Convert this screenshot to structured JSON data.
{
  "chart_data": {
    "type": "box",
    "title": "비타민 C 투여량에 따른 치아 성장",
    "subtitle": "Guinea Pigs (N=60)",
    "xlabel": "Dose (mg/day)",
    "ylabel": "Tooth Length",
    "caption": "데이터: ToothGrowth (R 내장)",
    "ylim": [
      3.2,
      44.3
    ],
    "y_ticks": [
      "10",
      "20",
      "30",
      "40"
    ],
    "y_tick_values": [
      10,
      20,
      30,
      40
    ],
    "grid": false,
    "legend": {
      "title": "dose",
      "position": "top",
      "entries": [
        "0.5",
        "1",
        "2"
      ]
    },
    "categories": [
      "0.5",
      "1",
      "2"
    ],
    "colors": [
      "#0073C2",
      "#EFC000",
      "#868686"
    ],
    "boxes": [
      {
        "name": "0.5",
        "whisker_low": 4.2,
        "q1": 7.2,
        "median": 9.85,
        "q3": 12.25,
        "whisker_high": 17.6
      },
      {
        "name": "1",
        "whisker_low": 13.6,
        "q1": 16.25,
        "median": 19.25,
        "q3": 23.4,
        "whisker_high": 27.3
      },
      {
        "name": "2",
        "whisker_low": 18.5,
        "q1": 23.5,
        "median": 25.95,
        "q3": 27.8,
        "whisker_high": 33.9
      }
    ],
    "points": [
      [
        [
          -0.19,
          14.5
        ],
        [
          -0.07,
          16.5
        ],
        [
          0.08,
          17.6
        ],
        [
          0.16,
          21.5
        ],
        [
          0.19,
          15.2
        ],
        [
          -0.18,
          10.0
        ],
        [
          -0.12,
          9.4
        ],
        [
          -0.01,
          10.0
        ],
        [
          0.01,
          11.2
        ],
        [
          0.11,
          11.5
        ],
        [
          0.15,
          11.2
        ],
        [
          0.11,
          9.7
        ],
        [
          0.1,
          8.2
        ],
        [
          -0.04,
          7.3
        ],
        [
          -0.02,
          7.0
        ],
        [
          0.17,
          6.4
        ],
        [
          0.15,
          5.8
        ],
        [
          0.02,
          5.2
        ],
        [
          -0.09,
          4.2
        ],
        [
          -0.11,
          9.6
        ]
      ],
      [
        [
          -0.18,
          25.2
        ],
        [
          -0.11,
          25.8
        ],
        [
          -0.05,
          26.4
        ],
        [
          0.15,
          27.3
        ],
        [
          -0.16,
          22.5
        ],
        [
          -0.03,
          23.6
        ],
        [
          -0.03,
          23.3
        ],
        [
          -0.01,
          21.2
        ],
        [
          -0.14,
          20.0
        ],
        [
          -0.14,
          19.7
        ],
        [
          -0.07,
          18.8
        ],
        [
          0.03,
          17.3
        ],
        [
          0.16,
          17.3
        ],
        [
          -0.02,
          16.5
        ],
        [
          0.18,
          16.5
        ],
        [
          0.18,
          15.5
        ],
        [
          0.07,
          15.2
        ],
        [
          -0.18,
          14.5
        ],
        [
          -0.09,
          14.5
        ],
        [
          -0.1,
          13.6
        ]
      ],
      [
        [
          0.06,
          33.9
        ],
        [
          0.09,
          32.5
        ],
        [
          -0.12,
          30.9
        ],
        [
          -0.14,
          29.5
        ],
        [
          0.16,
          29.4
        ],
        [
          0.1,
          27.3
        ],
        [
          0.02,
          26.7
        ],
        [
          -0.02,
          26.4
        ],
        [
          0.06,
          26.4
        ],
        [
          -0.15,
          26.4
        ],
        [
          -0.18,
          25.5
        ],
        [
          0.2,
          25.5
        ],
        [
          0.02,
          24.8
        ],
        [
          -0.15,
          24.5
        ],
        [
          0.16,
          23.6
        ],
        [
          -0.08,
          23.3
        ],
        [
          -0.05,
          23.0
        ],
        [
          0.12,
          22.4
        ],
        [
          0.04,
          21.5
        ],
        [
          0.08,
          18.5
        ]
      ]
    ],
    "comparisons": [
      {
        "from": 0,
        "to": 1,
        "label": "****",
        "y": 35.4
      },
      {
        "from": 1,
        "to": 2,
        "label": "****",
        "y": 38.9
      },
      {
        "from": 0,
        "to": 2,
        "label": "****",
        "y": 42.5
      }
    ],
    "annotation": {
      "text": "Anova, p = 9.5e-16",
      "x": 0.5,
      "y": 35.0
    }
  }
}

= = = = = = =

- [GOAL]: Repeat each record exactly. Omit nothing.

- [COMPLETE OUTPUT]:
Convert this screenshot to structured JSON data.
{
  "chart_data": {
    "type": "box",
    "title": "비타민 C 투여량에 따른 치아 성장",
    "subtitle": "Guinea Pigs (N=60)",
    "xlabel": "Dose (mg/day)",
    "ylabel": "Tooth Length",
    "caption": "데이터: ToothGrowth (R 내장)",
    "ylim": [
      3.2,
      44.3
    ],
    "y_ticks": [
      "10",
      "20",
      "30",
      "40"
    ],
    "y_tick_values": [
      10,
      20,
      30,
      40
    ],
    "grid": false,
    "legend": {
      "title": "dose",
      "position": "top",
      "entries": [
        "0.5",
        "1",
        "2"
      ]
    },
    "categories": [
      "0.5",
      "1",
      "2"
    ],
    "colors": [
      "#0073C2",
      "#EFC000",
      "#868686"
    ],
    "boxes": [
      {
        "name": "0.5",
        "whisker_low": 4.2,
        "q1": 7.2,
        "median": 9.85,
        "q3": 12.25,
        "whisker_high": 17.6
      },
      {
        "name": "1",
        "whisker_low": 13.6,
        "q1": 16.25,
        "median": 19.25,
        "q3": 23.4,
        "whisker_high": 27.3
      },
      {
        "name": "2",
        "whisker_low": 18.5,
        "q1": 23.5,
        "median": 25.95,
        "q3": 27.8,
        "whisker_high": 33.9
      }
    ],
    "points": [
      [
        [
          -0.19,
          14.5
        ],
        [
          -0.07,
          16.5
        ],
        [
          0.08,
          17.6
        ],
        [
          0.16,
          21.5
        ],
        [
          0.19,
          15.2
        ],
        [
          -0.18,
          10.0
        ],
        [
          -0.12,
          9.4
        ],
        [
          -0.01,
          10.0
        ],
        [
          0.01,
          11.2
        ],
        [
          0.11,
          11.5
        ],
        [
          0.15,
          11.2
        ],
        [
          0.11,
          9.7
        ],
        [
          0.1,
          8.2
        ],
        [
          -0.04,
          7.3
        ],
        [
          -0.02,
          7.0
        ],
        [
          0.17,
          6.4
        ],
        [
          0.15,
          5.8
        ],
        [
          0.02,
          5.2
        ],
        [
          -0.09,
          4.2
        ],
        [
          -0.11,
          9.6
        ]
      ],
      [
        [
          -0.18,
          25.2
        ],
        [
          -0.11,
          25.8
        ],
        [
          -0.05,
          26.4
        ],
        [
          0.15,
          27.3
        ],
        [
          -0.16,
          22.5
        ],
        [
          -0.03,
          23.6
        ],
        [
          -0.03,
          23.3
        ],
        [
          -0.01,
          21.2
        ],
        [
          -0.14,
          20.0
        ],
        [
          -0.14,
          19.7
        ],
        [
          -0.07,
          18.8
        ],
        [
          0.03,
          17.3
        ],
        [
          0.16,
          17.3
        ],
        [
          -0.02,
          16.5
        ],
        [
          0.18,
          16.5
        ],
        [
          0.18,
          15.5
        ],
        [
          0.07,
          15.2
        ],
        [
          -0.18,
          14.5
        ],
        [
          -0.09,
          14.5
        ],
        [
          -0.1,
          13.6
        ]
      ],
      [
        [
          0.06,
          33.9
        ],
        [
          0.09,
          32.5
        ],
        [
          -0.12,
          30.9
        ],
        [
          -0.14,
          29.5
        ],
        [
          0.16,
          29.4
        ],
        [
          0.1,
          27.3
        ],
        [
          0.02,
          26.7
        ],
        [
          -0.02,
          26.4
        ],
        [
          0.06,
          26.4
        ],
        [
          -0.15,
          26.4
        ],
        [
          -0.18,
          25.5
        ],
        [
          0.2,
          25.5
        ],
        [
          0.02,
          24.8
        ],
        [
          -0.15,
          24.5
        ],
        [
          0.16,
          23.6
        ],
        [
          -0.08,
          23.3
        ],
        [
          -0.05,
          23.0
        ],
        [
          0.12,
          22.4
        ],
        [
          0.04,
          21.5
        ],
        [
          0.08,
          18.5
        ]
      ]
    ],
    "comparisons": [
      {
        "from": 0,
        "to": 1,
        "label": "****",
        "y": 35.4
      },
      {
        "from": 1,
        "to": 2,
        "label": "****",
        "y": 38.9
      },
      {
        "from": 0,
        "to": 2,
        "label": "****",
        "y": 42.5
      }
    ],
    "annotation": {
      "text": "Anova, p = 9.5e-16",
      "x": 0.5,
      "y": 35.0
    }
  }
}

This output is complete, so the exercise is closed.